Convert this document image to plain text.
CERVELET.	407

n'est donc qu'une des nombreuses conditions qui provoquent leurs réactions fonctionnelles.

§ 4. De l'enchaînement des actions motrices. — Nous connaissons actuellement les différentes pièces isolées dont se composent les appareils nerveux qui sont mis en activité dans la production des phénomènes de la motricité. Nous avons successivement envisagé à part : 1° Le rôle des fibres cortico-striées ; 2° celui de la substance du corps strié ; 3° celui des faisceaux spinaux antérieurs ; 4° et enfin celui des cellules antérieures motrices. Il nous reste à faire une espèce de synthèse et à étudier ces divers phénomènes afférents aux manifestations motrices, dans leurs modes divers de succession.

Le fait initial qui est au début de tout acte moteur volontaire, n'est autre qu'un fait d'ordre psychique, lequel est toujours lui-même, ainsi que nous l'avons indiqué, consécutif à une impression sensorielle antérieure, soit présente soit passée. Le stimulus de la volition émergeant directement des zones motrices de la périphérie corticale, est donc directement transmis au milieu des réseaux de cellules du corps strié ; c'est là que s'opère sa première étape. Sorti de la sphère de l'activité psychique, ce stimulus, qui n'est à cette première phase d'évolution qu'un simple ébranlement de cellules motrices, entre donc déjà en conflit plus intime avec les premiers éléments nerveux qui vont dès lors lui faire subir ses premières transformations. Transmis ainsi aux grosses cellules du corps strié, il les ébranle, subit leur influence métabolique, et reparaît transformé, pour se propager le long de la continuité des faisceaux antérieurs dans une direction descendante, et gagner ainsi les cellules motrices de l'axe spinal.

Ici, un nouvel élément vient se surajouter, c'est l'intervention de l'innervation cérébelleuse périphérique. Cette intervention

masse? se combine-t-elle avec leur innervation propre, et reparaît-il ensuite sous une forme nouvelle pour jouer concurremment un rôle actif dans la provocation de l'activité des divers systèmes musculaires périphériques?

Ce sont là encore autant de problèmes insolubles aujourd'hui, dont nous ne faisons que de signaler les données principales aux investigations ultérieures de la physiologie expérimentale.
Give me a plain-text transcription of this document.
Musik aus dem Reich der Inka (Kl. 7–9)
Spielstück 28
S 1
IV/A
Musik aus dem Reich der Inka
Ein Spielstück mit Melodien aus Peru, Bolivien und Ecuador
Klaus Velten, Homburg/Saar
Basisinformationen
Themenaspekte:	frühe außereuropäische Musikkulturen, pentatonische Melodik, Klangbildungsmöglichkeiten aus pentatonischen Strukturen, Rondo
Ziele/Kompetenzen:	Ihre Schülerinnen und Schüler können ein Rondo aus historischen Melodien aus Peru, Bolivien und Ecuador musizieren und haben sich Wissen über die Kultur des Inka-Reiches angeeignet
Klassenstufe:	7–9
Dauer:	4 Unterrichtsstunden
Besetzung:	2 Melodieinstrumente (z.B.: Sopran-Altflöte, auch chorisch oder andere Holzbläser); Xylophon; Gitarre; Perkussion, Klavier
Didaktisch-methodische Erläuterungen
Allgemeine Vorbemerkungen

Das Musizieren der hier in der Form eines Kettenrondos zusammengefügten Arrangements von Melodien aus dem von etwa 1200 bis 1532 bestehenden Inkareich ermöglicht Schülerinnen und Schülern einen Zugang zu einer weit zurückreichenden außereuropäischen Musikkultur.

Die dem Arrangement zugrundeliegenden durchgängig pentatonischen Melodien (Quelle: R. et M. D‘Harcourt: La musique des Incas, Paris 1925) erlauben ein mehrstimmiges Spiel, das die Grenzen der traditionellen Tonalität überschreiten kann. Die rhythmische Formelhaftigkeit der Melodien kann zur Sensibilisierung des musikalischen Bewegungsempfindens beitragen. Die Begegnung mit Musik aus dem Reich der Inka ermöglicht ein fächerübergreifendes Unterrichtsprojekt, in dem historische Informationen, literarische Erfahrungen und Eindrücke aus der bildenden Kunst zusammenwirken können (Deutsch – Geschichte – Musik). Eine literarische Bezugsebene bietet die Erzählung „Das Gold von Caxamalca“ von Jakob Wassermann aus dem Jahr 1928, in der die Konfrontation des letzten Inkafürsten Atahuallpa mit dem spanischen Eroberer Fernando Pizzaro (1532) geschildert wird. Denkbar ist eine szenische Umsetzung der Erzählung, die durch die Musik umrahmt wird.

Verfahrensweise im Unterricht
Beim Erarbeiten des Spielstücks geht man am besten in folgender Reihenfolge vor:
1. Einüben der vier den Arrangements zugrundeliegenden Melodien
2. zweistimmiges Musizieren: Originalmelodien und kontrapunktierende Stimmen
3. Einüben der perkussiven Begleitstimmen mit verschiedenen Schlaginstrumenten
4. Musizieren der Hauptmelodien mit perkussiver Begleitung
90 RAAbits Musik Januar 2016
========================================================================
Print all of the entries exactly as they appear.

Convert this document image to plain text.
CERVELET.	407

n'est donc qu'une des nombreuses conditions qui provoquent leurs réactions fonctionnelles.

§ 4. De l'enchaînement des actions motrices. — Nous connaissons actuellement les différentes pièces isolées dont se composent les appareils nerveux qui sont mis en activité dans la production des phénomènes de la motricité. Nous avons successivement envisagé à part : 1° Le rôle des fibres cortico-striées ; 2° celui de la substance du corps strié ; 3° celui des faisceaux spinaux antérieurs ; 4° et enfin celui des cellules antérieures motrices. Il nous reste à faire une espèce de synthèse et à étudier ces divers phénomènes afférents aux manifestations motrices, dans leurs modes divers de succession.

Le fait initial qui est au début de tout acte moteur volontaire, n'est autre qu'un fait d'ordre psychique, lequel est toujours lui-même, ainsi que nous l'avons indiqué, consécutif à une impression sensorielle antérieure, soit présente soit passée. Le stimulus de la volition émergeant directement des zones motrices de la périphérie corticale, est donc directement transmis au milieu des réseaux de cellules du corps strié ; c'est là que s'opère sa première étape. Sorti de la sphère de l'activité psychique, ce stimulus, qui n'est à cette première phase d'évolution qu'un simple ébranlement de cellules motrices, entre donc déjà en conflit plus intime avec les premiers éléments nerveux qui vont dès lors lui faire subir ses premières transformations. Transmis ainsi aux grosses cellules du corps strié, il les ébranle, subit leur influence métabolique, et reparaît transformé, pour se propager le long de la continuité des faisceaux antérieurs dans une direction descendante, et gagner ainsi les cellules motrices de l'axe spinal.

Ici, un nouvel élément vient se surajouter, c'est l'intervention de l'innervation cérébelleuse périphérique. Cette intervention

masse? se combine-t-elle avec leur innervation propre, et reparaît-il ensuite sous une forme nouvelle pour jouer concurremment un rôle actif dans la provocation de l'activité des divers systèmes musculaires périphériques?

Ce sont là encore autant de problèmes insolubles aujourd'hui, dont nous ne faisons que de signaler les données principales aux investigations ultérieures de la physiologie expérimentale.
Give me a plain-text transcription of this document.
Musik aus dem Reich der Inka (Kl. 7–9)
Spielstück 28
S 1
IV/A
Musik aus dem Reich der Inka
Ein Spielstück mit Melodien aus Peru, Bolivien und Ecuador
Klaus Velten, Homburg/Saar
Basisinformationen
Themenaspekte:	frühe außereuropäische Musikkulturen, pentatonische Melodik, Klangbildungsmöglichkeiten aus pentatonischen Strukturen, Rondo
Ziele/Kompetenzen:	Ihre Schülerinnen und Schüler können ein Rondo aus historischen Melodien aus Peru, Bolivien und Ecuador musizieren und haben sich Wissen über die Kultur des Inka-Reiches angeeignet
Klassenstufe:	7–9
Dauer:	4 Unterrichtsstunden
Besetzung:	2 Melodieinstrumente (z.B.: Sopran-Altflöte, auch chorisch oder andere Holzbläser); Xylophon; Gitarre; Perkussion, Klavier
Didaktisch-methodische Erläuterungen
Allgemeine Vorbemerkungen

Das Musizieren der hier in der Form eines Kettenrondos zusammengefügten Arrangements von Melodien aus dem von etwa 1200 bis 1532 bestehenden Inkareich ermöglicht Schülerinnen und Schülern einen Zugang zu einer weit zurückreichenden außereuropäischen Musikkultur.

Die dem Arrangement zugrundeliegenden durchgängig pentatonischen Melodien (Quelle: R. et M. D‘Harcourt: La musique des Incas, Paris 1925) erlauben ein mehrstimmiges Spiel, das die Grenzen der traditionellen Tonalität überschreiten kann. Die rhythmische Formelhaftigkeit der Melodien kann zur Sensibilisierung des musikalischen Bewegungsempfindens beitragen. Die Begegnung mit Musik aus dem Reich der Inka ermöglicht ein fächerübergreifendes Unterrichtsprojekt, in dem historische Informationen, literarische Erfahrungen und Eindrücke aus der bildenden Kunst zusammenwirken können (Deutsch – Geschichte – Musik). Eine literarische Bezugsebene bietet die Erzählung „Das Gold von Caxamalca“ von Jakob Wassermann aus dem Jahr 1928, in der die Konfrontation des letzten Inkafürsten Atahuallpa mit dem spanischen Eroberer Fernando Pizzaro (1532) geschildert wird. Denkbar ist eine szenische Umsetzung der Erzählung, die durch die Musik umrahmt wird.

Verfahrensweise im Unterricht
Beim Erarbeiten des Spielstücks geht man am besten in folgender Reihenfolge vor:
1. Einüben der vier den Arrangements zugrundeliegenden Melodien
2. zweistimmiges Musizieren: Originalmelodien und kontrapunktierende Stimmen
3. Einüben der perkussiven Begleitstimmen mit verschiedenen Schlaginstrumenten
4. Musizieren der Hauptmelodien mit perkussiver Begleitung
90 RAAbits Musik Januar 2016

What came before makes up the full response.